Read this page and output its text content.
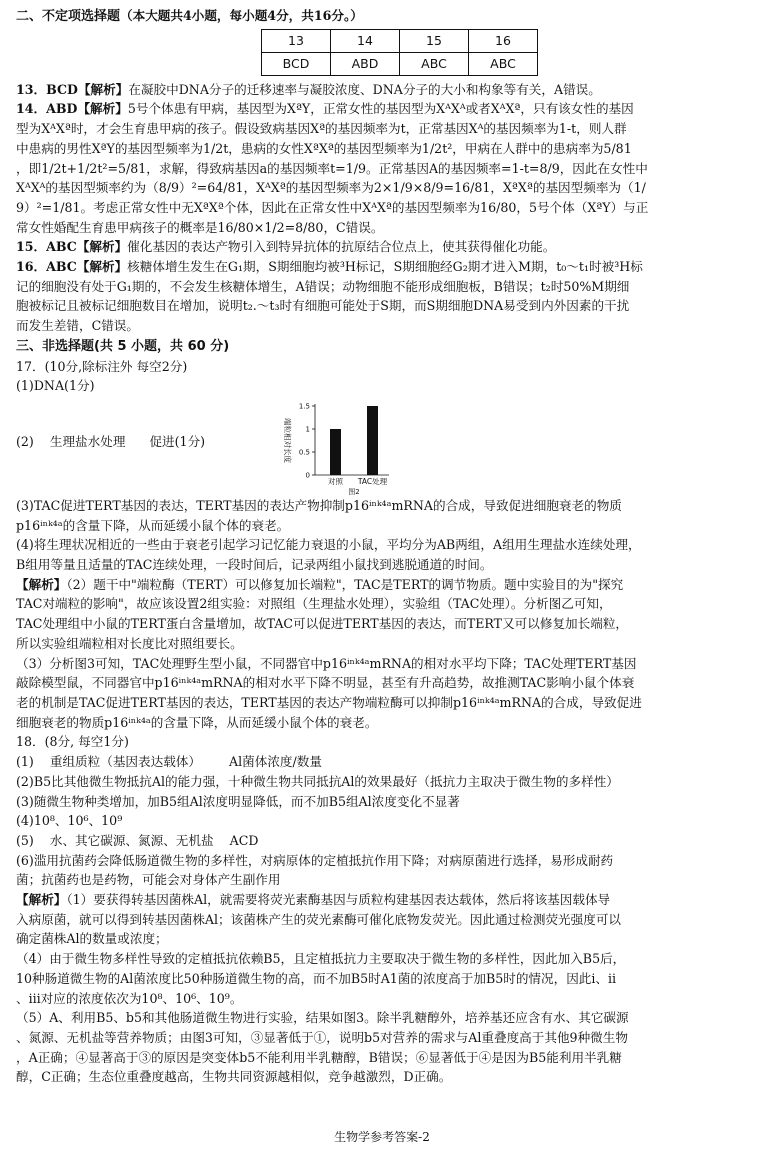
二、不定项选择题（本大题共4小题，每小题4分，共16分。）

13	14	15	16
BCD	ABD	ABC	ABC

13．BCD【解析】在凝胶中DNA分子的迁移速率与凝胶浓度、DNA分子的大小和构象等有关，A错误。

14．ABD【解析】5号个体患有甲病，基因型为XªY，正常女性的基因型为XᴬXᴬ或者XᴬXª，只有该女性的基因

型为XᴬXª时，才会生育患甲病的孩子。假设致病基因Xª的基因频率为t，正常基因Xᴬ的基因频率为1-t，则人群

中患病的男性XªY的基因型频率为1/2t，患病的女性XªXª的基因型频率为1/2t²，甲病在人群中的患病率为5/81

，即1/2t+1/2t²=5/81，求解，得致病基因a的基因频率t=1/9。正常基因A的基因频率=1-t=8/9，因此在女性中

XᴬXᴬ的基因型频率约为（8/9）²=64/81，XᴬXª的基因型频率为2×1/9×8/9=16/81，XªXª的基因型频率为（1/

9）²=1/81。考虑正常女性中无XªXª个体，因此在正常女性中XᴬXª的基因型频率为16/80，5号个体（XªY）与正

常女性婚配生育患甲病孩子的概率是16/80×1/2=8/80，C错误。

15．ABC【解析】催化基因的表达产物引入到特异抗体的抗原结合位点上，使其获得催化功能。

16．ABC【解析】核糖体增生发生在G₁期，S期细胞均被³H标记，S期细胞经G₂期才进入M期，t₀～t₁时被³H标

记的细胞没有处于G₁期的，不会发生核糖体增生，A错误；动物细胞不能形成细胞板，B错误；t₂时50%M期细

胞被标记且被标记细胞数目在增加，说明t₂.～t₃时有细胞可能处于S期，而S期细胞DNA易受到内外因素的干扰

而发生差错，C错误。

三、非选择题(共 5 小题，共 60 分)

17．(10分,除标注外 每空2分)

(1)DNA(1分)

(2) 生理盐水处理 促进(1分)

0
0.5
1
1.5
对照 TAC处理
端粒相对长度
图2

(3)TAC促进TERT基因的表达，TERT基因的表达产物抑制p16ⁱⁿᵏ⁴ᵃmRNA的合成，导致促进细胞衰老的物质

p16ⁱⁿᵏ⁴ᵃ的含量下降，从而延缓小鼠个体的衰老。

(4)将生理状况相近的一些由于衰老引起学习记忆能力衰退的小鼠，平均分为AB两组，A组用生理盐水连续处理，

B组用等量且适量的TAC连续处理，一段时间后，记录两组小鼠找到逃脱通道的时间。

【解析】（2）题干中"端粒酶（TERT）可以修复加长端粒"，TAC是TERT的调节物质。题中实验目的为"探究

TAC对端粒的影响"，故应该设置2组实验：对照组（生理盐水处理），实验组（TAC处理）。分析图乙可知，

TAC处理组中小鼠的TERT蛋白含量增加，故TAC可以促进TERT基因的表达，而TERT又可以修复加长端粒，

所以实验组端粒相对长度比对照组要长。

（3）分析图3可知，TAC处理野生型小鼠，不同器官中p16ⁱⁿᵏ⁴ᵃmRNA的相对水平均下降；TAC处理TERT基因

敲除模型鼠，不同器官中p16ⁱⁿᵏ⁴ᵃmRNA的相对水平下降不明显，甚至有升高趋势，故推测TAC影响小鼠个体衰

老的机制是TAC促进TERT基因的表达，TERT基因的表达产物端粒酶可以抑制p16ⁱⁿᵏ⁴ᵃmRNA的合成，导致促进

细胞衰老的物质p16ⁱⁿᵏ⁴ᵃ的含量下降，从而延缓小鼠个体的衰老。

18．(8分, 每空1分)

(1) 重组质粒（基因表达载体） Al菌体浓度/数量

(2)B5比其他微生物抵抗Al的能力强，十种微生物共同抵抗Al的效果最好（抵抗力主取决于微生物的多样性）

(3)随微生物种类增加，加B5组Al浓度明显降低，而不加B5组Al浓度变化不显著

(4)10⁸、10⁶、10⁹

(5) 水、其它碳源、氮源、无机盐 ACD

(6)滥用抗菌药会降低肠道微生物的多样性，对病原体的定植抵抗作用下降；对病原菌进行选择，易形成耐药

菌；抗菌药也是药物，可能会对身体产生副作用

【解析】（1）要获得转基因菌株Al，就需要将荧光素酶基因与质粒构建基因表达载体，然后将该基因载体导

入病原菌，就可以得到转基因菌株Al；该菌株产生的荧光素酶可催化底物发荧光。因此通过检测荧光强度可以

确定菌株Al的数量或浓度；

（4）由于微生物多样性导致的定植抵抗依赖B5，且定植抵抗力主要取决于微生物的多样性，因此加入B5后，

10种肠道微生物的Al菌浓度比50种肠道微生物的高，而不加B5时A1菌的浓度高于加B5时的情况，因此ⅰ、ⅱ

、ⅲ对应的浓度依次为10⁸、10⁶、10⁹。

（5）A、利用B5、b5和其他肠道微生物进行实验，结果如图3。除半乳糖醇外，培养基还应含有水、其它碳源

、氮源、无机盐等营养物质；由图3可知，③显著低于①，说明b5对营养的需求与Al重叠度高于其他9种微生物

，A正确；④显著高于③的原因是突变体b5不能利用半乳糖醇，B错误；⑥显著低于④是因为B5能利用半乳糖

醇，C正确；生态位重叠度越高，生物共同资源越相似，竞争越激烈，D正确。

生物学参考答案-2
◇ ◇ ◇ ◇ ◇
**WORK INSTRUCTION**
Once you find the string "生理盐水处理" in a line of the records, copy that line.

**SOLVED PROBLEM**
(2) 生理盐水处理 促进(1分)
TAC对端粒的影响"，故应该设置2组实验：对照组（生理盐水处理），实验组（TAC处理）。分析图乙可知，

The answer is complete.